== Set exercise ==
Copy each line of the records that contains the word "acceso".

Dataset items
────────────────

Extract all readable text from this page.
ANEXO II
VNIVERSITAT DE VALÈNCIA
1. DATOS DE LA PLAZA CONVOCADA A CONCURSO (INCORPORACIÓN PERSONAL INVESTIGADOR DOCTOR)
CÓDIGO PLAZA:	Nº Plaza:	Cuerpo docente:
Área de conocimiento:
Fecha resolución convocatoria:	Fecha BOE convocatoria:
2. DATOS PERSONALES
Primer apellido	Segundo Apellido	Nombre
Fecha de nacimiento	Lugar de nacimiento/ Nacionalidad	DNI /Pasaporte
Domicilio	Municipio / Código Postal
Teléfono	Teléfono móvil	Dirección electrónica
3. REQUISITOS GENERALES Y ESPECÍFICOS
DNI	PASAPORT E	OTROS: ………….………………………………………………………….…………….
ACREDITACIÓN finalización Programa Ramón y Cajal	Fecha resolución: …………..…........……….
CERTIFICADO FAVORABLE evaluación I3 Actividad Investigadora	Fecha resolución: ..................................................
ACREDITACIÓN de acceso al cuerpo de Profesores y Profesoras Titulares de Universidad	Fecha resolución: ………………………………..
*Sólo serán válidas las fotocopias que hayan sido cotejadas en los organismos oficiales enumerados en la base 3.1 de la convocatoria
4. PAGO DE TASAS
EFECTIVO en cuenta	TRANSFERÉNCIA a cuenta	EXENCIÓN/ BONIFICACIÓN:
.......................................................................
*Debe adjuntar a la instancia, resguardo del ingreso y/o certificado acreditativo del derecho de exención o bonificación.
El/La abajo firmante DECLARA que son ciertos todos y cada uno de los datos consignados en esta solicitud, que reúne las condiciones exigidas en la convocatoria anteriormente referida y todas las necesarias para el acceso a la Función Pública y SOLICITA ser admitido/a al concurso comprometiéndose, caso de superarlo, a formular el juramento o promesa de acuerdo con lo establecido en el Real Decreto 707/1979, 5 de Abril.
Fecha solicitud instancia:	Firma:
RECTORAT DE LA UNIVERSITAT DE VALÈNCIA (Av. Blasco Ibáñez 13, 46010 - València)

────────────────

== Reply to the exercise ==
ACREDITACIÓN de acceso al cuerpo de Profesores y Profesoras Titulares de Universidad	Fecha resolución: ………………………………..
El/La abajo firmante DECLARA que son ciertos todos y cada uno de los datos consignados en esta solicitud, que reúne las condiciones exigidas en la convocatoria anteriormente referida y todas las necesarias para el acceso a la Función Pública y SOLICITA ser admitido/a al concurso comprometiéndose, caso de superarlo, a formular el juramento o promesa de acuerdo con lo establecido en el Real Decreto 707/1979, 5 de Abril.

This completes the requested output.